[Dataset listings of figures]
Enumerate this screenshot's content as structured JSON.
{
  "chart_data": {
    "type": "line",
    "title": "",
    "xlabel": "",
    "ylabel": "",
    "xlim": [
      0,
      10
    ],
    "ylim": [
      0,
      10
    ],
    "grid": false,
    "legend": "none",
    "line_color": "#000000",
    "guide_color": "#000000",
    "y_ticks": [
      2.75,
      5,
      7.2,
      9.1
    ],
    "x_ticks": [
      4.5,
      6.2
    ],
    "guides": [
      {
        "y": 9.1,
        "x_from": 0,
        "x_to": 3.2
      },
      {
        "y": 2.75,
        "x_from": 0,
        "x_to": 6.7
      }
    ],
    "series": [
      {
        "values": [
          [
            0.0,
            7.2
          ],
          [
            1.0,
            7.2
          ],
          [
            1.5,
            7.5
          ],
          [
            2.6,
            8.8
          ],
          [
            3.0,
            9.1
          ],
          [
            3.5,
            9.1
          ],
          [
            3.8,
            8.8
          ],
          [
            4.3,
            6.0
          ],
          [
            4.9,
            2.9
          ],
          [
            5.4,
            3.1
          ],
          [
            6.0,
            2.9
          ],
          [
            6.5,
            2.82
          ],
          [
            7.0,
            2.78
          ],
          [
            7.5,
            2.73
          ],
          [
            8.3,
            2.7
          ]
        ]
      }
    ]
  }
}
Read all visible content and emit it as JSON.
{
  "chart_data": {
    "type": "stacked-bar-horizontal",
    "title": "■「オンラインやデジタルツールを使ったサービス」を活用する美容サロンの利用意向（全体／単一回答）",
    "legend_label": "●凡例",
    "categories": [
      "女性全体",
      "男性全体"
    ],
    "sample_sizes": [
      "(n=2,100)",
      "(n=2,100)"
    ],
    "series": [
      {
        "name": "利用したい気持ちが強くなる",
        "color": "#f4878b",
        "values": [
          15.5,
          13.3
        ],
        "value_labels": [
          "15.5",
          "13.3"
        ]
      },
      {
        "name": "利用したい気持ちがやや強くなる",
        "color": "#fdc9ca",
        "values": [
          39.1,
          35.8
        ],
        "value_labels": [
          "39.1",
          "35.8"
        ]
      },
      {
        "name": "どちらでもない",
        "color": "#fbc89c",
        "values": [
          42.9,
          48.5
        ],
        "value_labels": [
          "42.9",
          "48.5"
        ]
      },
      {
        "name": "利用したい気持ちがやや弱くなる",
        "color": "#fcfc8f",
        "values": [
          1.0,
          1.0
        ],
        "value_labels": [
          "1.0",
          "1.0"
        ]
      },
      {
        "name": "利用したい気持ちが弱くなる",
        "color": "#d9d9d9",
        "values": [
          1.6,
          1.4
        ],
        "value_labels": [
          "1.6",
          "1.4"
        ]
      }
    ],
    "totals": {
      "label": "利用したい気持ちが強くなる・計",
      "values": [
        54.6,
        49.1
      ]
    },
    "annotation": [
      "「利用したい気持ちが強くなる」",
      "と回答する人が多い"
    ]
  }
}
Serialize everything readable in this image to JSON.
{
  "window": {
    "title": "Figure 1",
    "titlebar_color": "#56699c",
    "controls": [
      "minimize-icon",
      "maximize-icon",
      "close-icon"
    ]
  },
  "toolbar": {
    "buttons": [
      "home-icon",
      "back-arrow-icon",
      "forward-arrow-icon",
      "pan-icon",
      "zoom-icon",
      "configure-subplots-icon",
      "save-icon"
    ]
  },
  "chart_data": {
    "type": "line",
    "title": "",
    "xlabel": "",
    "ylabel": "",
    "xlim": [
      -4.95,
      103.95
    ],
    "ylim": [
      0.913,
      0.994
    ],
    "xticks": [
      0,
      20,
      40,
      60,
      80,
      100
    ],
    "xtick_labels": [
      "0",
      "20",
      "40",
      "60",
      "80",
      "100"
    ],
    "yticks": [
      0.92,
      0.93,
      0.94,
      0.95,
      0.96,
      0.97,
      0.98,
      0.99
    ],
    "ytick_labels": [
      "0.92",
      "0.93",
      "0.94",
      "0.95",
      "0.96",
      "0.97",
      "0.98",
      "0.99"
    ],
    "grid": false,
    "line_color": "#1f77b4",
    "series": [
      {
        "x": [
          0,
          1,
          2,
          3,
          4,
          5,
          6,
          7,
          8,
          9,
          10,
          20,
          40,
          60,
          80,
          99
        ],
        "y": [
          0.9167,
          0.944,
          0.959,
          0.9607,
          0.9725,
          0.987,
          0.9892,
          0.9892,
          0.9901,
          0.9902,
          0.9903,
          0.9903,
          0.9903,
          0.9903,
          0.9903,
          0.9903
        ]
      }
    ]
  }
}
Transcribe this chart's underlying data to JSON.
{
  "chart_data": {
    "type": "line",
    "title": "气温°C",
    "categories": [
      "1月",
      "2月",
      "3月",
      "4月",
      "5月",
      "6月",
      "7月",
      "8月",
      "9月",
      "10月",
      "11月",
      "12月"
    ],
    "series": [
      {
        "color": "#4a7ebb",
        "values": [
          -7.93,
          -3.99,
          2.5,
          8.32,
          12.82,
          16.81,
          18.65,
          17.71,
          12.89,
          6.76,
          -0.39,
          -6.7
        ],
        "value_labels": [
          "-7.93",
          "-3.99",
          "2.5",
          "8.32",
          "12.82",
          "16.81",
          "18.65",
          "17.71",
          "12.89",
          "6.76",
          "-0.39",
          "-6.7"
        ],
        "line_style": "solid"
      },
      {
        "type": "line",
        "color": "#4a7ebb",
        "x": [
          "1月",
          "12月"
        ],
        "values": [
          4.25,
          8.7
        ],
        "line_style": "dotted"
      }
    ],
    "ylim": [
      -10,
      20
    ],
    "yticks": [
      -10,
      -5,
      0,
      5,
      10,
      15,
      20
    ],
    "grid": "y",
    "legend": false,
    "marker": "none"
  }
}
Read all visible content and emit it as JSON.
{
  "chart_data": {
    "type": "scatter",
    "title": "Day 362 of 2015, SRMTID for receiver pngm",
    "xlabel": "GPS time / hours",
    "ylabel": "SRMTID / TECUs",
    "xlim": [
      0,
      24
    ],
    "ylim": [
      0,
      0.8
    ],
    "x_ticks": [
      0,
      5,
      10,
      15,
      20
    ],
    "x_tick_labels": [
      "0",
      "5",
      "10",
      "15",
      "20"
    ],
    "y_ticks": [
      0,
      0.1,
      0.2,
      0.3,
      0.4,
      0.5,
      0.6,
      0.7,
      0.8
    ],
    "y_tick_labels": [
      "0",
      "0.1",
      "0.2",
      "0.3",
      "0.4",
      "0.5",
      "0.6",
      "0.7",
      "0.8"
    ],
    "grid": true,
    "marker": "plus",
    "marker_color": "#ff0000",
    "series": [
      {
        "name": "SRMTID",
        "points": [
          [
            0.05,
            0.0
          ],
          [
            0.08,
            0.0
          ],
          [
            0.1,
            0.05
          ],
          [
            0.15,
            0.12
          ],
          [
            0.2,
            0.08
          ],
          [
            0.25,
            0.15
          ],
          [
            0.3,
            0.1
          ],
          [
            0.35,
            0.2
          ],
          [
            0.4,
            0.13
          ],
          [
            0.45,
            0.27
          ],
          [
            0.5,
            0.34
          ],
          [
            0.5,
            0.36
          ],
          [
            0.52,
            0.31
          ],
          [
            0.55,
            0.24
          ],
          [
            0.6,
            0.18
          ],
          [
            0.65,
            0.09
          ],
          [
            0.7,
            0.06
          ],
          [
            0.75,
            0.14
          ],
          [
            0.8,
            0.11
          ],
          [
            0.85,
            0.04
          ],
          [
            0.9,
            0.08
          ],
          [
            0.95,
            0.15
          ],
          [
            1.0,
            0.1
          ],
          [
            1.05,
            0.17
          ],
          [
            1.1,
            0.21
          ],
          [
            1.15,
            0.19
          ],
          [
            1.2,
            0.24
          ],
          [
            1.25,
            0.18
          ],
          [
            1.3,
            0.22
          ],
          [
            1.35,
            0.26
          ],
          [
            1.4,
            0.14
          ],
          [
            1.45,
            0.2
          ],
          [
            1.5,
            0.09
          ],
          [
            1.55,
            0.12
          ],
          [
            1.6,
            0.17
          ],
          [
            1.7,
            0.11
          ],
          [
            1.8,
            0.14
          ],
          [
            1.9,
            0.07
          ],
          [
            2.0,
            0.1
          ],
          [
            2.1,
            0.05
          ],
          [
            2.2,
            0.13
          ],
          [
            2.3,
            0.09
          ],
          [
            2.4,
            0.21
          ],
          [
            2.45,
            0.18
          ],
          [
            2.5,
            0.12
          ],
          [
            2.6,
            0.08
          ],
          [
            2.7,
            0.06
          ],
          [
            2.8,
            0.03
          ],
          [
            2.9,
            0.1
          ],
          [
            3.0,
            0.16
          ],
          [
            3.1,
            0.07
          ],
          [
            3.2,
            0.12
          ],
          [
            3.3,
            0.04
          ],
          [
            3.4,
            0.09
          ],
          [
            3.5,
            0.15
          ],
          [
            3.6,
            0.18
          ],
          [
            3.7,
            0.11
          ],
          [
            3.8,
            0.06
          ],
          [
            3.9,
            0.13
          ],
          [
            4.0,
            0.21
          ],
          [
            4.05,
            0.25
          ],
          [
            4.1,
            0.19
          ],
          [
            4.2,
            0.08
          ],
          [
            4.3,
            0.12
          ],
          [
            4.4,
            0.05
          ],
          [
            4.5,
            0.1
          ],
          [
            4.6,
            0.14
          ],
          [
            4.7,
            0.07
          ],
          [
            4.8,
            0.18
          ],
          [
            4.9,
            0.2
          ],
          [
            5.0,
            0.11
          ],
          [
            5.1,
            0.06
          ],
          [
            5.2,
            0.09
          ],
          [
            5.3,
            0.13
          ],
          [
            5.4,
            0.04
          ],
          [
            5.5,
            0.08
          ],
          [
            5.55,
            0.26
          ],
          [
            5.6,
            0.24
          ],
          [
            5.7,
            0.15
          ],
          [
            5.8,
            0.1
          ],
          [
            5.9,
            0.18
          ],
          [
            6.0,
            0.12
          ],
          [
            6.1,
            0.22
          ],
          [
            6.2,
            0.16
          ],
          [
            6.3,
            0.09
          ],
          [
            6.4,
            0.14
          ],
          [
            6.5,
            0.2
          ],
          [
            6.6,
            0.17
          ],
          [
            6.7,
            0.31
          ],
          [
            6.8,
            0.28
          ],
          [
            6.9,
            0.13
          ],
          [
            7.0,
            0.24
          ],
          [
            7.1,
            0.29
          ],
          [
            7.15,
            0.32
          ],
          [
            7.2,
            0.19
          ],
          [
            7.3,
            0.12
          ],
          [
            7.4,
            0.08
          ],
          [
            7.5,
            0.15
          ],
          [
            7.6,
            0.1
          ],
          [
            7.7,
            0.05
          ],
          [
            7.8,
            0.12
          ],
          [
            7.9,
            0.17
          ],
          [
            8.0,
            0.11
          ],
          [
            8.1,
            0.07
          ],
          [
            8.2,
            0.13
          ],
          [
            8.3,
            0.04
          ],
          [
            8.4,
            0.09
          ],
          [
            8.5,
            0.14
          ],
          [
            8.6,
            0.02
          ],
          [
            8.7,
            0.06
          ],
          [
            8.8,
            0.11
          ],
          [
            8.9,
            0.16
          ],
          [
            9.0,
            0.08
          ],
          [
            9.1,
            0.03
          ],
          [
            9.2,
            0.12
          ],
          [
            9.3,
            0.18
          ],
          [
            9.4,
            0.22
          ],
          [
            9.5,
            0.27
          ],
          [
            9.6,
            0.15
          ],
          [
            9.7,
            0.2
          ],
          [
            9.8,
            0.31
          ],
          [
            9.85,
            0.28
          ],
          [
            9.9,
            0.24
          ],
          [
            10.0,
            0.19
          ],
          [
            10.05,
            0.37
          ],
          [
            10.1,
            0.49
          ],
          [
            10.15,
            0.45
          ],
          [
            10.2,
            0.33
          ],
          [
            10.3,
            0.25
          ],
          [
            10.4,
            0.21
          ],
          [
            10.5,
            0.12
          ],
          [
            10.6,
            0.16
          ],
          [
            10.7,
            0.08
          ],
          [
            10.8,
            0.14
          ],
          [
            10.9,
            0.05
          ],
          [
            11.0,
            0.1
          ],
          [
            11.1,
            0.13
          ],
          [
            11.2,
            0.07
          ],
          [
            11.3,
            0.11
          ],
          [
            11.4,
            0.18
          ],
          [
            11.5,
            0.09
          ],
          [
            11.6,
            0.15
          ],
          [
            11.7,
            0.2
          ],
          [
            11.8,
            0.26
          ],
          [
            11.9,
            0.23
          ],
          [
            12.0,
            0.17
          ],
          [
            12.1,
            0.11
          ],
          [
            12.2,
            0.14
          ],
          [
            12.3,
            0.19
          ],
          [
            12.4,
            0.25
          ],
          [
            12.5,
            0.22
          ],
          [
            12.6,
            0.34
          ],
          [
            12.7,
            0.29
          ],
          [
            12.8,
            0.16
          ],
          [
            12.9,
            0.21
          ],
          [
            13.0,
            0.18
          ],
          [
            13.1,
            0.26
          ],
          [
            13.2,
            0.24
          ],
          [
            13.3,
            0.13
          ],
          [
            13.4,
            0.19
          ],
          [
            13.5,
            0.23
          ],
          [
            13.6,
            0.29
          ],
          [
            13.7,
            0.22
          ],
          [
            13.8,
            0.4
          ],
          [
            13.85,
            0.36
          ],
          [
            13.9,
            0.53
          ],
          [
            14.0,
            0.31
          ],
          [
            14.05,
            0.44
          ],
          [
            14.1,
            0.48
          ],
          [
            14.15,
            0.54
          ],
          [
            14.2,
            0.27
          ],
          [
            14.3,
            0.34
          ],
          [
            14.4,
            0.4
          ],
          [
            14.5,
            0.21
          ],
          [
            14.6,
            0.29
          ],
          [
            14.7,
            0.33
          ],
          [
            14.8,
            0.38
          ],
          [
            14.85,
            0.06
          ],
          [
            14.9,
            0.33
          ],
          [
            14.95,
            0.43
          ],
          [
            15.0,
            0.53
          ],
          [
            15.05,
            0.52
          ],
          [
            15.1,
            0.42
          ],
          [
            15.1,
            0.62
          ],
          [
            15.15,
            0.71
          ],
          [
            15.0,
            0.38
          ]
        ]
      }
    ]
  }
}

■ SHORT TASK ■
Find each line with the string "icon" and copy it out.

■ ANSWER TO THE TASK ■
      "minimize-icon",
      "maximize-icon",
      "close-icon"
      "home-icon",
      "back-arrow-icon",
      "forward-arrow-icon",
      "pan-icon",
      "zoom-icon",
      "configure-subplots-icon",
      "save-icon"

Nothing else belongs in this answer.